**The input:**
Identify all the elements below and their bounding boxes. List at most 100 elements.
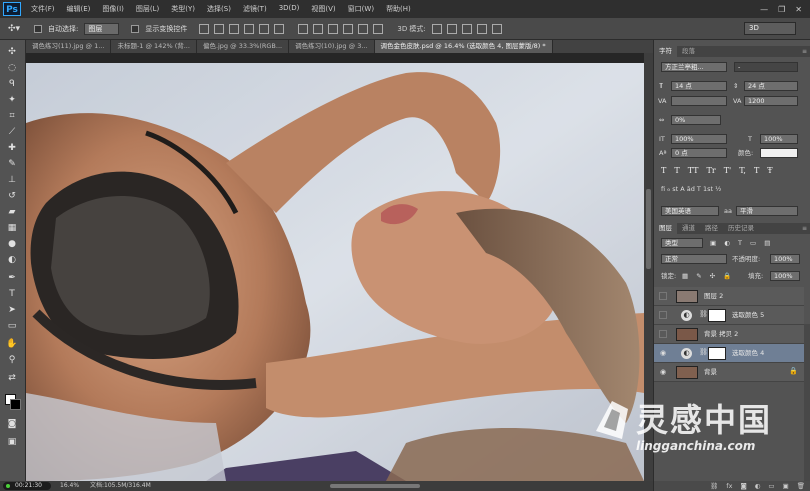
typo-style-button-3[interactable]: Tr (707, 166, 716, 175)
move-tool-icon[interactable]: ✣ (5, 46, 19, 58)
menu-item-2[interactable]: 图像(I) (96, 4, 130, 14)
hand-tool-icon[interactable]: ✋ (5, 338, 19, 350)
typo-style-button-1[interactable]: T (674, 166, 679, 175)
language-select[interactable]: 美国英语 (661, 206, 719, 216)
layers-menu-icon[interactable]: ≡ (802, 223, 810, 234)
folder-icon[interactable]: ▭ (768, 481, 774, 491)
leading-field[interactable]: 24 点 (744, 81, 798, 91)
blend-mode-select[interactable]: 正常 (661, 254, 727, 264)
background-color-swatch[interactable] (10, 399, 21, 410)
menu-item-4[interactable]: 类型(Y) (165, 4, 201, 14)
tab-paragraph[interactable]: 段落 (677, 46, 700, 57)
trash-icon[interactable]: 🗑 (797, 481, 805, 491)
distribute-top-icon[interactable] (298, 23, 309, 34)
menu-item-9[interactable]: 窗口(W) (342, 4, 380, 14)
visibility-eye-icon[interactable]: ◉ (658, 367, 668, 377)
swap-colors-icon[interactable]: ⇄ (5, 372, 19, 384)
text-color-swatch[interactable] (760, 148, 798, 158)
mask-icon[interactable]: ◙ (740, 481, 746, 491)
distribute-hcenter-icon[interactable] (358, 23, 369, 34)
auto-select-checkbox[interactable] (34, 24, 42, 33)
document-size-info[interactable]: 文档:105.5M/316.4M (90, 481, 151, 491)
menu-item-0[interactable]: 文件(F) (25, 4, 61, 14)
quick-mask-icon[interactable]: ◙ (5, 418, 19, 430)
antialias-select[interactable]: 平滑 (736, 206, 798, 216)
rotate-3d-icon[interactable] (431, 23, 442, 34)
baseline-shift-field[interactable]: 0 点 (671, 148, 727, 158)
align-left-icon[interactable] (244, 23, 255, 34)
show-transform-checkbox[interactable] (131, 24, 140, 33)
document-tab-1[interactable]: 未标题-1 @ 142% (背... (111, 40, 197, 53)
workspace-select[interactable]: 3D (744, 22, 796, 35)
tracking-field[interactable]: 1200 (744, 96, 798, 106)
distribute-right-icon[interactable] (373, 23, 384, 34)
layer-mask-thumbnail[interactable] (708, 309, 726, 322)
crop-tool-icon[interactable]: ⌗ (5, 110, 19, 122)
quick-select-tool-icon[interactable]: ✦ (5, 94, 19, 106)
distribute-bottom-icon[interactable] (328, 23, 339, 34)
layer-thumbnail[interactable] (676, 290, 698, 303)
menu-item-5[interactable]: 选择(S) (201, 4, 237, 14)
menu-item-8[interactable]: 视图(V) (305, 4, 341, 14)
healing-brush-tool-icon[interactable]: ✚ (5, 142, 19, 154)
font-family-select[interactable]: 方正兰亭粗... (661, 62, 727, 72)
move-tool-preset-icon[interactable]: ✣▾ (8, 22, 28, 36)
distribute-vcenter-icon[interactable] (313, 23, 324, 34)
horizontal-scale-field[interactable]: 100% (760, 134, 798, 144)
layer-filter-icons[interactable]: ▣ ◐ T ▭ ▤ (710, 238, 773, 248)
layer-row[interactable]: ◉ 背景 🔒 (654, 363, 804, 382)
layers-scrollbar[interactable] (804, 324, 810, 484)
typo-style-button-4[interactable]: T' (724, 166, 732, 175)
tab-layers[interactable]: 图层 (654, 223, 677, 234)
menu-item-6[interactable]: 滤镜(T) (237, 4, 273, 14)
scale-3d-icon[interactable] (491, 23, 502, 34)
type-tool-icon[interactable]: T (5, 288, 19, 300)
link-icon[interactable]: ⛓ (710, 481, 718, 491)
typo-style-button-5[interactable]: T, (739, 166, 746, 175)
history-brush-tool-icon[interactable]: ↺ (5, 190, 19, 202)
menu-item-1[interactable]: 编辑(E) (61, 4, 97, 14)
visibility-eye-icon[interactable] (659, 311, 667, 319)
document-tab-3[interactable]: 调色练习(10).jpg @ 3... (289, 40, 375, 53)
document-tab-2[interactable]: 偏色.jpg @ 33.3%(RGB... (197, 40, 290, 53)
stamp-tool-icon[interactable]: ⊥ (5, 174, 19, 186)
font-size-field[interactable]: 14 点 (671, 81, 727, 91)
screen-mode-icon[interactable]: ▣ (5, 436, 19, 448)
marquee-tool-icon[interactable]: ◌ (5, 62, 19, 74)
align-top-icon[interactable] (199, 23, 210, 34)
distribute-left-icon[interactable] (343, 23, 354, 34)
mask-link-icon[interactable]: ⛓ (699, 348, 708, 356)
lock-icons[interactable]: ▦ ✎ ✣ 🔒 (682, 271, 734, 281)
zoom-tool-icon[interactable]: ⚲ (5, 354, 19, 366)
minimize-button[interactable]: — (760, 5, 768, 14)
layer-thumbnail[interactable] (676, 328, 698, 341)
layer-row[interactable]: 图层 2 (654, 287, 804, 306)
gradient-tool-icon[interactable]: ▦ (5, 222, 19, 234)
adjustment-icon[interactable]: ◐ (755, 481, 761, 491)
layer-mask-thumbnail[interactable] (708, 347, 726, 360)
visibility-eye-icon[interactable]: ◉ (658, 348, 668, 358)
layer-filter-select[interactable]: 类型 (661, 238, 703, 248)
align-vcenter-icon[interactable] (214, 23, 225, 34)
tab-channels[interactable]: 通道 (677, 223, 700, 234)
close-button[interactable]: ✕ (795, 5, 802, 14)
typo-style-button-6[interactable]: T (754, 166, 759, 175)
font-style-select[interactable]: - (734, 62, 798, 72)
lasso-tool-icon[interactable]: ᑫ (5, 78, 19, 90)
menu-item-10[interactable]: 帮助(H) (380, 4, 417, 14)
fx-icon[interactable]: fx (726, 481, 732, 491)
layer-thumbnail[interactable] (676, 366, 698, 379)
document-tab-4[interactable]: 调色金色皮肤.psd @ 16.4% (选取颜色 4, 图层蒙版/8) * (374, 40, 553, 53)
brush-tool-icon[interactable]: ✎ (5, 158, 19, 170)
eraser-tool-icon[interactable]: ▰ (5, 206, 19, 218)
typo-style-button-7[interactable]: Ŧ (767, 166, 772, 175)
document-canvas[interactable] (26, 53, 644, 481)
typo-style-button-0[interactable]: T (661, 166, 666, 175)
restore-button[interactable]: ❐ (778, 5, 785, 14)
align-bottom-icon[interactable] (229, 23, 240, 34)
tab-character[interactable]: 字符 (654, 46, 677, 57)
typo-style-button-2[interactable]: TT (688, 166, 699, 175)
scale-percent-field[interactable]: 0% (671, 115, 721, 125)
roll-3d-icon[interactable] (446, 23, 457, 34)
visibility-eye-icon[interactable] (659, 330, 667, 338)
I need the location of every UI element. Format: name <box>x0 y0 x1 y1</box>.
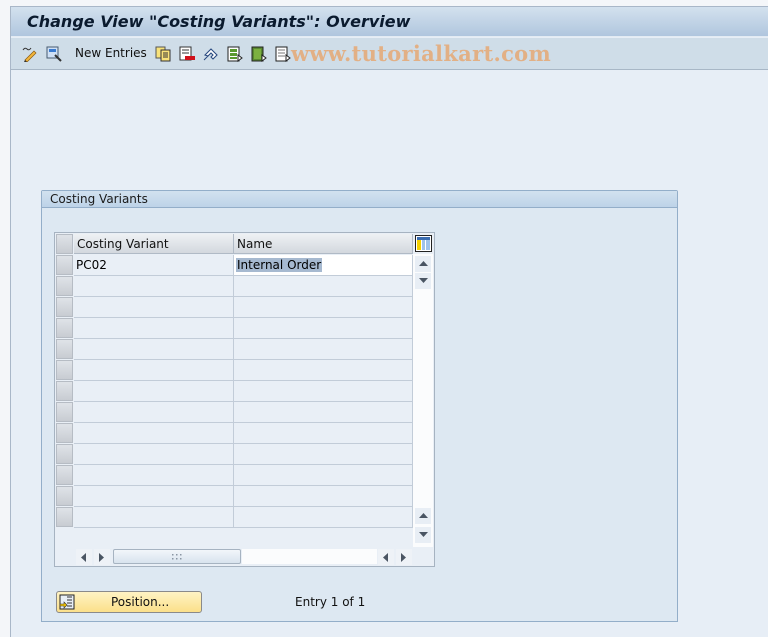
cell-name[interactable] <box>234 465 413 486</box>
row-selector[interactable] <box>56 444 73 464</box>
scroll-page-up-button[interactable] <box>415 508 431 524</box>
cell-costing-variant[interactable] <box>74 402 234 423</box>
row-selector[interactable] <box>56 318 73 338</box>
cell-name[interactable] <box>234 444 413 465</box>
row-selector[interactable] <box>56 402 73 422</box>
group-header: Costing Variants <box>42 191 677 208</box>
arrow-up-icon <box>418 261 428 266</box>
cell-costing-variant[interactable] <box>74 276 234 297</box>
cell-name[interactable] <box>234 402 413 423</box>
sap-window: Change View "Costing Variants": Overview… <box>10 6 768 637</box>
cell-name[interactable] <box>234 360 413 381</box>
cell-costing-variant[interactable] <box>74 297 234 318</box>
display-change-icon[interactable] <box>22 46 38 62</box>
row-selector[interactable] <box>56 276 73 296</box>
selected-text: Internal Order <box>236 258 323 272</box>
entry-count: Entry 1 of 1 <box>295 595 366 609</box>
position-button-label: Position... <box>111 595 170 609</box>
scroll-right-button[interactable] <box>94 549 110 565</box>
horizontal-scroll-track[interactable] <box>242 549 377 564</box>
table-settings-icon[interactable] <box>415 235 432 252</box>
cell-name[interactable] <box>234 297 413 318</box>
undo-icon[interactable] <box>203 46 219 62</box>
select-all-rows-button[interactable] <box>56 234 73 254</box>
scroll-page-down-button[interactable] <box>415 527 431 543</box>
cell-costing-variant[interactable] <box>74 444 234 465</box>
horizontal-scrollbar[interactable] <box>75 547 413 565</box>
row-selector[interactable] <box>56 465 73 485</box>
application-toolbar: New Entries www.tutorialkart.com <box>11 38 768 70</box>
horizontal-scroll-thumb[interactable] <box>113 549 241 564</box>
select-all-icon[interactable] <box>227 46 243 62</box>
scroll-right-column-right-button[interactable] <box>396 549 412 565</box>
new-entries-button[interactable]: New Entries <box>75 46 147 60</box>
row-selector[interactable] <box>56 255 73 275</box>
deselect-all-icon[interactable] <box>275 46 291 62</box>
cell-costing-variant[interactable] <box>74 507 234 528</box>
costing-variants-table: Costing Variant Name PC02 Internal Order <box>54 232 435 567</box>
cell-costing-variant[interactable] <box>74 318 234 339</box>
arrow-up-icon <box>418 513 428 518</box>
arrow-right-icon <box>99 552 104 562</box>
cell-costing-variant[interactable] <box>74 486 234 507</box>
arrow-down-icon <box>418 278 428 283</box>
cell-costing-variant[interactable] <box>74 465 234 486</box>
grip-icon <box>172 553 182 559</box>
cell-costing-variant[interactable] <box>74 381 234 402</box>
cell-name[interactable]: Internal Order <box>234 255 413 276</box>
cell-name[interactable] <box>234 486 413 507</box>
cell-costing-variant[interactable]: PC02 <box>74 255 234 276</box>
cell-name[interactable] <box>234 318 413 339</box>
row-selector[interactable] <box>56 297 73 317</box>
delete-icon[interactable] <box>179 46 195 62</box>
arrow-down-icon <box>418 532 428 537</box>
scroll-down-button[interactable] <box>415 273 431 289</box>
arrow-left-icon <box>383 552 388 562</box>
position-icon <box>59 594 75 613</box>
row-selector[interactable] <box>56 423 73 443</box>
find-icon[interactable] <box>46 46 62 62</box>
row-selector[interactable] <box>56 339 73 359</box>
scroll-up-button[interactable] <box>415 256 431 272</box>
cell-name[interactable] <box>234 339 413 360</box>
column-header-costing-variant[interactable]: Costing Variant <box>74 234 234 254</box>
select-block-icon[interactable] <box>251 46 267 62</box>
position-button[interactable]: Position... <box>56 591 202 613</box>
cell-name[interactable] <box>234 276 413 297</box>
group-title: Costing Variants <box>50 192 148 206</box>
arrow-right-icon <box>401 552 406 562</box>
page-title: Change View "Costing Variants": Overview <box>27 12 411 31</box>
row-selector[interactable] <box>56 507 73 527</box>
row-selector[interactable] <box>56 486 73 506</box>
row-selector[interactable] <box>56 360 73 380</box>
arrow-left-icon <box>81 552 86 562</box>
title-bar: Change View "Costing Variants": Overview <box>11 7 768 37</box>
copy-icon[interactable] <box>155 46 171 62</box>
watermark-text: www.tutorialkart.com <box>291 41 551 66</box>
cell-name[interactable] <box>234 423 413 444</box>
column-header-name[interactable]: Name <box>234 234 413 254</box>
vertical-scrollbar[interactable] <box>413 254 433 547</box>
scroll-left-button[interactable] <box>76 549 92 565</box>
scroll-right-column-left-button[interactable] <box>378 549 394 565</box>
row-selector[interactable] <box>56 381 73 401</box>
cell-costing-variant[interactable] <box>74 339 234 360</box>
costing-variants-group: Costing Variants Costing Variant Name PC… <box>41 190 678 622</box>
cell-name[interactable] <box>234 381 413 402</box>
cell-costing-variant[interactable] <box>74 360 234 381</box>
cell-costing-variant[interactable] <box>74 423 234 444</box>
cell-name[interactable] <box>234 507 413 528</box>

**To be done:** Starting with the line that contains "cell-name[interactable] <box>234 465" and going on through the line that contains "row-selector[interactable] <box>56 318", recast those lines of the material as a Markdown table with the columns Row and Line, numbering each row and leaving out any blank lines.

**Reply to the exercise:**
| Row | Line |
|---|---|
| 1 | cell-name[interactable] <box>234 465 413 486</box> |
| 2 | row-selector[interactable] <box>56 444 73 464</box> |
| 3 | scroll-page-up-button[interactable] <box>415 508 431 524</box> |
| 4 | cell-costing-variant[interactable] <box>74 402 234 423</box> |
| 5 | row-selector[interactable] <box>56 318 73 338</box> |